┌─ Records supplied

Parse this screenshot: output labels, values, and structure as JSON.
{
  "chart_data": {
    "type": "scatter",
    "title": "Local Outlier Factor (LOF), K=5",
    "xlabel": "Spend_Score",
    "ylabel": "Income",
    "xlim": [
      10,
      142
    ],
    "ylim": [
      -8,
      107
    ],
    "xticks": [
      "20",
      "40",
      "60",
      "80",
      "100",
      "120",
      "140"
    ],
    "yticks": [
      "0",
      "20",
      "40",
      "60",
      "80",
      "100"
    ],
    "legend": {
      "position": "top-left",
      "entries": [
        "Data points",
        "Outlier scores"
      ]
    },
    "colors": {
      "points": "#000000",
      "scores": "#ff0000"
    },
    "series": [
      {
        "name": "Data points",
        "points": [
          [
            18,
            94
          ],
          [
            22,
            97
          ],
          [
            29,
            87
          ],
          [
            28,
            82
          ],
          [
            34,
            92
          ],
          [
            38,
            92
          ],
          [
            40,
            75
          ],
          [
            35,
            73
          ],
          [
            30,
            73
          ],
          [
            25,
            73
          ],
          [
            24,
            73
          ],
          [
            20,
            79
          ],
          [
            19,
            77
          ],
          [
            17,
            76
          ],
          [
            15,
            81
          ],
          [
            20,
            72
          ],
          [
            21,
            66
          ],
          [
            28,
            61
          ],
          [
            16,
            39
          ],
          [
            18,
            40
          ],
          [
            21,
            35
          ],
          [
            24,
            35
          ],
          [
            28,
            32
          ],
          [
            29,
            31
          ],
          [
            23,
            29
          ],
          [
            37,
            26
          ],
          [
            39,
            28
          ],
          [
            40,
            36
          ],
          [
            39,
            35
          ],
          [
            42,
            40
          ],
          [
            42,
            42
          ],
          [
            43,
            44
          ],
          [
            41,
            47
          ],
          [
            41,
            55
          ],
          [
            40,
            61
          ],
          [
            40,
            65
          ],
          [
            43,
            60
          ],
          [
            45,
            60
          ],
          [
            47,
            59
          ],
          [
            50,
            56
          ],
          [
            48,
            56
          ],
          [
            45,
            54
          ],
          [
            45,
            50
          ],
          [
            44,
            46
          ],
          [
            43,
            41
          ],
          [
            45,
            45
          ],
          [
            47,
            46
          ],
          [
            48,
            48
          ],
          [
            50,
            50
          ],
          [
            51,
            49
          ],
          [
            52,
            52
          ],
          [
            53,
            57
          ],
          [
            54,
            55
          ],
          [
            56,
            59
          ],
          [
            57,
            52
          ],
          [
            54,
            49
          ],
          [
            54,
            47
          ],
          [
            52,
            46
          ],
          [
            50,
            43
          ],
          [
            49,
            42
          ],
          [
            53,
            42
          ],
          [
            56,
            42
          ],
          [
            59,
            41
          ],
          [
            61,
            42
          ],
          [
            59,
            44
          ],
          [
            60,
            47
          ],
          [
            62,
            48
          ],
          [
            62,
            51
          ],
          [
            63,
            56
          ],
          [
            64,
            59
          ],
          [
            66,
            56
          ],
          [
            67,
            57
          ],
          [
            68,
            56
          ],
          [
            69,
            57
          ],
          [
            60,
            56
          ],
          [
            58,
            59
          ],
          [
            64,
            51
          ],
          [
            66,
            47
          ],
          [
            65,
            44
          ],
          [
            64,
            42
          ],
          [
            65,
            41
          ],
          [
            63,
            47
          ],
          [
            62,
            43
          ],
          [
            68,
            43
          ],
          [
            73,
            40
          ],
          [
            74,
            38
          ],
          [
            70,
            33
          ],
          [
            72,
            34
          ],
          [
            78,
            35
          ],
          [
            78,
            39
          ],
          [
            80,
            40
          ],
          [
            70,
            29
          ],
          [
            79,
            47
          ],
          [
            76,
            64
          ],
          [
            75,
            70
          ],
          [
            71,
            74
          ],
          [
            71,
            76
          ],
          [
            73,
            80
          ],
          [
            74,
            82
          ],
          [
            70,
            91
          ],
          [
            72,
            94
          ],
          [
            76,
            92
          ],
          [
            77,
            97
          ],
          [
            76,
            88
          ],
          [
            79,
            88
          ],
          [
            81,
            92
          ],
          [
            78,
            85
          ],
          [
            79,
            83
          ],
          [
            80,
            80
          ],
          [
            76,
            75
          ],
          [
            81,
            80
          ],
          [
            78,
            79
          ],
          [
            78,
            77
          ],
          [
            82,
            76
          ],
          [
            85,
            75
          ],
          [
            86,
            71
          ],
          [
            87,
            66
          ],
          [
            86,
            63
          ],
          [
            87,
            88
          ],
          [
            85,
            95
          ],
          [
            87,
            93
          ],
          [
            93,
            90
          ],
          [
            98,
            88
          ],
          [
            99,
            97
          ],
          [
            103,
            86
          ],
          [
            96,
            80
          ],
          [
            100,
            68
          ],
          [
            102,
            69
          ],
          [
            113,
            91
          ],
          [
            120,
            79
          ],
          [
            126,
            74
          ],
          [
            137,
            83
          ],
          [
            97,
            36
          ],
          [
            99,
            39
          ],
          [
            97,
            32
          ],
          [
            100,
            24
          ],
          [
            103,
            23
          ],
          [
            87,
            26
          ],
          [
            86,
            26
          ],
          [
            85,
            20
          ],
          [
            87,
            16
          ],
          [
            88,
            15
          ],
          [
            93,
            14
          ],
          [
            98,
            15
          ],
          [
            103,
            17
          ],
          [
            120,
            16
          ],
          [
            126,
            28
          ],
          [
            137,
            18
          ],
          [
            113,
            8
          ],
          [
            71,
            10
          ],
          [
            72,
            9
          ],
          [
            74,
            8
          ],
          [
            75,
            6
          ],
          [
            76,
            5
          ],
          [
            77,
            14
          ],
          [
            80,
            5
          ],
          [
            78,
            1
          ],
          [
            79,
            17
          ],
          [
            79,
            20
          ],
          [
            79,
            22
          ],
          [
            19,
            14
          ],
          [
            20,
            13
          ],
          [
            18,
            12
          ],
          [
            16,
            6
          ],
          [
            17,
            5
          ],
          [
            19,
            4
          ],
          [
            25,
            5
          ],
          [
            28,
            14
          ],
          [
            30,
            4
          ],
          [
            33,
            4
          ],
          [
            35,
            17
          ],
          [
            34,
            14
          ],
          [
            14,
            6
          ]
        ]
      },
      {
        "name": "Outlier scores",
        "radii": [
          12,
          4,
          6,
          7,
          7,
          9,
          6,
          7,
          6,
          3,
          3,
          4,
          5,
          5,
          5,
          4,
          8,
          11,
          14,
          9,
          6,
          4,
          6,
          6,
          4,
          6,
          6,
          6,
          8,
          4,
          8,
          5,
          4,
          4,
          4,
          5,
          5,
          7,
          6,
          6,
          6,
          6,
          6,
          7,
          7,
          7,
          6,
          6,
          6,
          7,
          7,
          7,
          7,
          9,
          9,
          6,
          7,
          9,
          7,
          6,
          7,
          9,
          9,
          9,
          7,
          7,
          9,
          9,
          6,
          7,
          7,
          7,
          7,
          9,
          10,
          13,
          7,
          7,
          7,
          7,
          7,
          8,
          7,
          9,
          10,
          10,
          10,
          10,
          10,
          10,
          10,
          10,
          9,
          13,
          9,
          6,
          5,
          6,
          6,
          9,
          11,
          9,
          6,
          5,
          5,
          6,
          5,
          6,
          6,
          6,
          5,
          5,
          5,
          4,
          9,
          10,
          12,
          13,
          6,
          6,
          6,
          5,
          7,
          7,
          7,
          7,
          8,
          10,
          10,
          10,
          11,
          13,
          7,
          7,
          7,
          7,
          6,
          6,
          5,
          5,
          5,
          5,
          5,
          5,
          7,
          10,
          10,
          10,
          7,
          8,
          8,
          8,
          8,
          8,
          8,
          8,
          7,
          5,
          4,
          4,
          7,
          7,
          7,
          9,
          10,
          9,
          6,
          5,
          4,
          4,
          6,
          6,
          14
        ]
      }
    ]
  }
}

└─

Write the whole listing out again. Keep every line exactly as it is.

### Written answer
Parse this screenshot: output labels, values, and structure as JSON.
{
  "chart_data": {
    "type": "scatter",
    "title": "Local Outlier Factor (LOF), K=5",
    "xlabel": "Spend_Score",
    "ylabel": "Income",
    "xlim": [
      10,
      142
    ],
    "ylim": [
      -8,
      107
    ],
    "xticks": [
      "20",
      "40",
      "60",
      "80",
      "100",
      "120",
      "140"
    ],
    "yticks": [
      "0",
      "20",
      "40",
      "60",
      "80",
      "100"
    ],
    "legend": {
      "position": "top-left",
      "entries": [
        "Data points",
        "Outlier scores"
      ]
    },
    "colors": {
      "points": "#000000",
      "scores": "#ff0000"
    },
    "series": [
      {
        "name": "Data points",
        "points": [
          [
            18,
            94
          ],
          [
            22,
            97
          ],
          [
            29,
            87
          ],
          [
            28,
            82
          ],
          [
            34,
            92
          ],
          [
            38,
            92
          ],
          [
            40,
            75
          ],
          [
            35,
            73
          ],
          [
            30,
            73
          ],
          [
            25,
            73
          ],
          [
            24,
            73
          ],
          [
            20,
            79
          ],
          [
            19,
            77
          ],
          [
            17,
            76
          ],
          [
            15,
            81
          ],
          [
            20,
            72
          ],
          [
            21,
            66
          ],
          [
            28,
            61
          ],
          [
            16,
            39
          ],
          [
            18,
            40
          ],
          [
            21,
            35
          ],
          [
            24,
            35
          ],
          [
            28,
            32
          ],
          [
            29,
            31
          ],
          [
            23,
            29
          ],
          [
            37,
            26
          ],
          [
            39,
            28
          ],
          [
            40,
            36
          ],
          [
            39,
            35
          ],
          [
            42,
            40
          ],
          [
            42,
            42
          ],
          [
            43,
            44
          ],
          [
            41,
            47
          ],
          [
            41,
            55
          ],
          [
            40,
            61
          ],
          [
            40,
            65
          ],
          [
            43,
            60
          ],
          [
            45,
            60
          ],
          [
            47,
            59
          ],
          [
            50,
            56
          ],
          [
            48,
            56
          ],
          [
            45,
            54
          ],
          [
            45,
            50
          ],
          [
            44,
            46
          ],
          [
            43,
            41
          ],
          [
            45,
            45
          ],
          [
            47,
            46
          ],
          [
            48,
            48
          ],
          [
            50,
            50
          ],
          [
            51,
            49
          ],
          [
            52,
            52
          ],
          [
            53,
            57
          ],
          [
            54,
            55
          ],
          [
            56,
            59
          ],
          [
            57,
            52
          ],
          [
            54,
            49
          ],
          [
            54,
            47
          ],
          [
            52,
            46
          ],
          [
            50,
            43
          ],
          [
            49,
            42
          ],
          [
            53,
            42
          ],
          [
            56,
            42
          ],
          [
            59,
            41
          ],
          [
            61,
            42
          ],
          [
            59,
            44
          ],
          [
            60,
            47
          ],
          [
            62,
            48
          ],
          [
            62,
            51
          ],
          [
            63,
            56
          ],
          [
            64,
            59
          ],
          [
            66,
            56
          ],
          [
            67,
            57
          ],
          [
            68,
            56
          ],
          [
            69,
            57
          ],
          [
            60,
            56
          ],
          [
            58,
            59
          ],
          [
            64,
            51
          ],
          [
            66,
            47
          ],
          [
            65,
            44
          ],
          [
            64,
            42
          ],
          [
            65,
            41
          ],
          [
            63,
            47
          ],
          [
            62,
            43
          ],
          [
            68,
            43
          ],
          [
            73,
            40
          ],
          [
            74,
            38
          ],
          [
            70,
            33
          ],
          [
            72,
            34
          ],
          [
            78,
            35
          ],
          [
            78,
            39
          ],
          [
            80,
            40
          ],
          [
            70,
            29
          ],
          [
            79,
            47
          ],
          [
            76,
            64
          ],
          [
            75,
            70
          ],
          [
            71,
            74
          ],
          [
            71,
            76
          ],
          [
            73,
            80
          ],
          [
            74,
            82
          ],
          [
            70,
            91
          ],
          [
            72,
            94
          ],
          [
            76,
            92
          ],
          [
            77,
            97
          ],
          [
            76,
            88
          ],
          [
            79,
            88
          ],
          [
            81,
            92
          ],
          [
            78,
            85
          ],
          [
            79,
            83
          ],
          [
            80,
            80
          ],
          [
            76,
            75
          ],
          [
            81,
            80
          ],
          [
            78,
            79
          ],
          [
            78,
            77
          ],
          [
            82,
            76
          ],
          [
            85,
            75
          ],
          [
            86,
            71
          ],
          [
            87,
            66
          ],
          [
            86,
            63
          ],
          [
            87,
            88
          ],
          [
            85,
            95
          ],
          [
            87,
            93
          ],
          [
            93,
            90
          ],
          [
            98,
            88
          ],
          [
            99,
            97
          ],
          [
            103,
            86
          ],
          [
            96,
            80
          ],
          [
            100,
            68
          ],
          [
            102,
            69
          ],
          [
            113,
            91
          ],
          [
            120,
            79
          ],
          [
            126,
            74
          ],
          [
            137,
            83
          ],
          [
            97,
            36
          ],
          [
            99,
            39
          ],
          [
            97,
            32
          ],
          [
            100,
            24
          ],
          [
            103,
            23
          ],
          [
            87,
            26
          ],
          [
            86,
            26
          ],
          [
            85,
            20
          ],
          [
            87,
            16
          ],
          [
            88,
            15
          ],
          [
            93,
            14
          ],
          [
            98,
            15
          ],
          [
            103,
            17
          ],
          [
            120,
            16
          ],
          [
            126,
            28
          ],
          [
            137,
            18
          ],
          [
            113,
            8
          ],
          [
            71,
            10
          ],
          [
            72,
            9
          ],
          [
            74,
            8
          ],
          [
            75,
            6
          ],
          [
            76,
            5
          ],
          [
            77,
            14
          ],
          [
            80,
            5
          ],
          [
            78,
            1
          ],
          [
            79,
            17
          ],
          [
            79,
            20
          ],
          [
            79,
            22
          ],
          [
            19,
            14
          ],
          [
            20,
            13
          ],
          [
            18,
            12
          ],
          [
            16,
            6
          ],
          [
            17,
            5
          ],
          [
            19,
            4
          ],
          [
            25,
            5
          ],
          [
            28,
            14
          ],
          [
            30,
            4
          ],
          [
            33,
            4
          ],
          [
            35,
            17
          ],
          [
            34,
            14
          ],
          [
            14,
            6
          ]
        ]
      },
      {
        "name": "Outlier scores",
        "radii": [
          12,
          4,
          6,
          7,
          7,
          9,
          6,
          7,
          6,
          3,
          3,
          4,
          5,
          5,
          5,
          4,
          8,
          11,
          14,
          9,
          6,
          4,
          6,
          6,
          4,
          6,
          6,
          6,
          8,
          4,
          8,
          5,
          4,
          4,
          4,
          5,
          5,
          7,
          6,
          6,
          6,
          6,
          6,
          7,
          7,
          7,
          6,
          6,
          6,
          7,
          7,
          7,
          7,
          9,
          9,
          6,
          7,
          9,
          7,
          6,
          7,
          9,
          9,
          9,
          7,
          7,
          9,
          9,
          6,
          7,
          7,
          7,
          7,
          9,
          10,
          13,
          7,
          7,
          7,
          7,
          7,
          8,
          7,
          9,
          10,
          10,
          10,
          10,
          10,
          10,
          10,
          10,
          9,
          13,
          9,
          6,
          5,
          6,
          6,
          9,
          11,
          9,
          6,
          5,
          5,
          6,
          5,
          6,
          6,
          6,
          5,
          5,
          5,
          4,
          9,
          10,
          12,
          13,
          6,
          6,
          6,
          5,
          7,
          7,
          7,
          7,
          8,
          10,
          10,
          10,
          11,
          13,
          7,
          7,
          7,
          7,
          6,
          6,
          5,
          5,
          5,
          5,
          5,
          5,
          7,
          10,
          10,
          10,
          7,
          8,
          8,
          8,
          8,
          8,
          8,
          8,
          7,
          5,
          4,
          4,
          7,
          7,
          7,
          9,
          10,
          9,
          6,
          5,
          4,
          4,
          6,
          6,
          14
        ]
      }
    ]
  }
}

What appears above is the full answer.